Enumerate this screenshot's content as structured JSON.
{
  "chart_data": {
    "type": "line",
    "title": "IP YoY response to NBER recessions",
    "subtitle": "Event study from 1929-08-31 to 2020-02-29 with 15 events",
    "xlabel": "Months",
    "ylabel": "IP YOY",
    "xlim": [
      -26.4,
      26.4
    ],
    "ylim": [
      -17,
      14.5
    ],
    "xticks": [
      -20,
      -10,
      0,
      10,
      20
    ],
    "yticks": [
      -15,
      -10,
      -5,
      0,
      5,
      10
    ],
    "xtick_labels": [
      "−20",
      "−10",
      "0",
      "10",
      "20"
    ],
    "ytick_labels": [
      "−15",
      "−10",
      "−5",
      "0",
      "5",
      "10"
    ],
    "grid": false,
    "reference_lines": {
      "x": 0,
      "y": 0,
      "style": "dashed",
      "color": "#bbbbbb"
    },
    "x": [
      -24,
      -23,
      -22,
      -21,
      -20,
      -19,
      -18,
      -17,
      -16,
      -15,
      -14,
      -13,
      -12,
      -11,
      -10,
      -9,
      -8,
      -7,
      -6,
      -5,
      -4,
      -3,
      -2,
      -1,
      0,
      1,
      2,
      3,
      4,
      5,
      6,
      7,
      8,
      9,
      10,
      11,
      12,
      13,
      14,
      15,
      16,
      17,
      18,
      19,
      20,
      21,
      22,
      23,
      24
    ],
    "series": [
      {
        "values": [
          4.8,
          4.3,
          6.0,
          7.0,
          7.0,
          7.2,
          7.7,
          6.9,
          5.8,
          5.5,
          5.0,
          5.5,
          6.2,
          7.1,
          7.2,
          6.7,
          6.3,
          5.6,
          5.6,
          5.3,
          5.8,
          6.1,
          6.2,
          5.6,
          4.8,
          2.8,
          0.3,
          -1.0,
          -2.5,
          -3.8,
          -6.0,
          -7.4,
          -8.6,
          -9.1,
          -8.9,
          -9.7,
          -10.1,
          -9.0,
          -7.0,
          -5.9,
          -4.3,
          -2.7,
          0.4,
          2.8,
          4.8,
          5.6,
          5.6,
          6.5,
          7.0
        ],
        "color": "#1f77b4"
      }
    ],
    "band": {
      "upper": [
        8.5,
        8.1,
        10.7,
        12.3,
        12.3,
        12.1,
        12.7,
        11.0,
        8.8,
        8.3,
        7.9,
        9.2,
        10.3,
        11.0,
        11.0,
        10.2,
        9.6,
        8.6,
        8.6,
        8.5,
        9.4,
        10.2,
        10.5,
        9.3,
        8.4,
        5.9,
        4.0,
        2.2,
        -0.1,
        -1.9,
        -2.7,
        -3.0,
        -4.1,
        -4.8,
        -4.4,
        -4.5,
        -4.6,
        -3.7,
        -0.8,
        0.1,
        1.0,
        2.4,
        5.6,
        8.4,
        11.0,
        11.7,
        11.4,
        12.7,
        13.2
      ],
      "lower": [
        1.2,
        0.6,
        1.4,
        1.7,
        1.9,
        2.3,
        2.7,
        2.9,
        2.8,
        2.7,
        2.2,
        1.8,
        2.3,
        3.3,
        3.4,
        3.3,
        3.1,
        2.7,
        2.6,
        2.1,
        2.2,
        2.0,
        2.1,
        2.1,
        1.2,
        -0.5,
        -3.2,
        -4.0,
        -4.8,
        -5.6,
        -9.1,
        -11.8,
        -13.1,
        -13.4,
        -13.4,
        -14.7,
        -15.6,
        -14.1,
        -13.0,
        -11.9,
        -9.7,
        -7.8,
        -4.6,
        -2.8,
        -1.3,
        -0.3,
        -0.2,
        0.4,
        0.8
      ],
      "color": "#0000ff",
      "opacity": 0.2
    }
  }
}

= = = = = = =

TASK GOAL: Reproduce the records above exactly.

ANSWER TO THIS PROBLEM:
Enumerate this screenshot's content as structured JSON.
{
  "chart_data": {
    "type": "line",
    "title": "IP YoY response to NBER recessions",
    "subtitle": "Event study from 1929-08-31 to 2020-02-29 with 15 events",
    "xlabel": "Months",
    "ylabel": "IP YOY",
    "xlim": [
      -26.4,
      26.4
    ],
    "ylim": [
      -17,
      14.5
    ],
    "xticks": [
      -20,
      -10,
      0,
      10,
      20
    ],
    "yticks": [
      -15,
      -10,
      -5,
      0,
      5,
      10
    ],
    "xtick_labels": [
      "−20",
      "−10",
      "0",
      "10",
      "20"
    ],
    "ytick_labels": [
      "−15",
      "−10",
      "−5",
      "0",
      "5",
      "10"
    ],
    "grid": false,
    "reference_lines": {
      "x": 0,
      "y": 0,
      "style": "dashed",
      "color": "#bbbbbb"
    },
    "x": [
      -24,
      -23,
      -22,
      -21,
      -20,
      -19,
      -18,
      -17,
      -16,
      -15,
      -14,
      -13,
      -12,
      -11,
      -10,
      -9,
      -8,
      -7,
      -6,
      -5,
      -4,
      -3,
      -2,
      -1,
      0,
      1,
      2,
      3,
      4,
      5,
      6,
      7,
      8,
      9,
      10,
      11,
      12,
      13,
      14,
      15,
      16,
      17,
      18,
      19,
      20,
      21,
      22,
      23,
      24
    ],
    "series": [
      {
        "values": [
          4.8,
          4.3,
          6.0,
          7.0,
          7.0,
          7.2,
          7.7,
          6.9,
          5.8,
          5.5,
          5.0,
          5.5,
          6.2,
          7.1,
          7.2,
          6.7,
          6.3,
          5.6,
          5.6,
          5.3,
          5.8,
          6.1,
          6.2,
          5.6,
          4.8,
          2.8,
          0.3,
          -1.0,
          -2.5,
          -3.8,
          -6.0,
          -7.4,
          -8.6,
          -9.1,
          -8.9,
          -9.7,
          -10.1,
          -9.0,
          -7.0,
          -5.9,
          -4.3,
          -2.7,
          0.4,
          2.8,
          4.8,
          5.6,
          5.6,
          6.5,
          7.0
        ],
        "color": "#1f77b4"
      }
    ],
    "band": {
      "upper": [
        8.5,
        8.1,
        10.7,
        12.3,
        12.3,
        12.1,
        12.7,
        11.0,
        8.8,
        8.3,
        7.9,
        9.2,
        10.3,
        11.0,
        11.0,
        10.2,
        9.6,
        8.6,
        8.6,
        8.5,
        9.4,
        10.2,
        10.5,
        9.3,
        8.4,
        5.9,
        4.0,
        2.2,
        -0.1,
        -1.9,
        -2.7,
        -3.0,
        -4.1,
        -4.8,
        -4.4,
        -4.5,
        -4.6,
        -3.7,
        -0.8,
        0.1,
        1.0,
        2.4,
        5.6,
        8.4,
        11.0,
        11.7,
        11.4,
        12.7,
        13.2
      ],
      "lower": [
        1.2,
        0.6,
        1.4,
        1.7,
        1.9,
        2.3,
        2.7,
        2.9,
        2.8,
        2.7,
        2.2,
        1.8,
        2.3,
        3.3,
        3.4,
        3.3,
        3.1,
        2.7,
        2.6,
        2.1,
        2.2,
        2.0,
        2.1,
        2.1,
        1.2,
        -0.5,
        -3.2,
        -4.0,
        -4.8,
        -5.6,
        -9.1,
        -11.8,
        -13.1,
        -13.4,
        -13.4,
        -14.7,
        -15.6,
        -14.1,
        -13.0,
        -11.9,
        -9.7,
        -7.8,
        -4.6,
        -2.8,
        -1.3,
        -0.3,
        -0.2,
        0.4,
        0.8
      ],
      "color": "#0000ff",
      "opacity": 0.2
    }
  }
}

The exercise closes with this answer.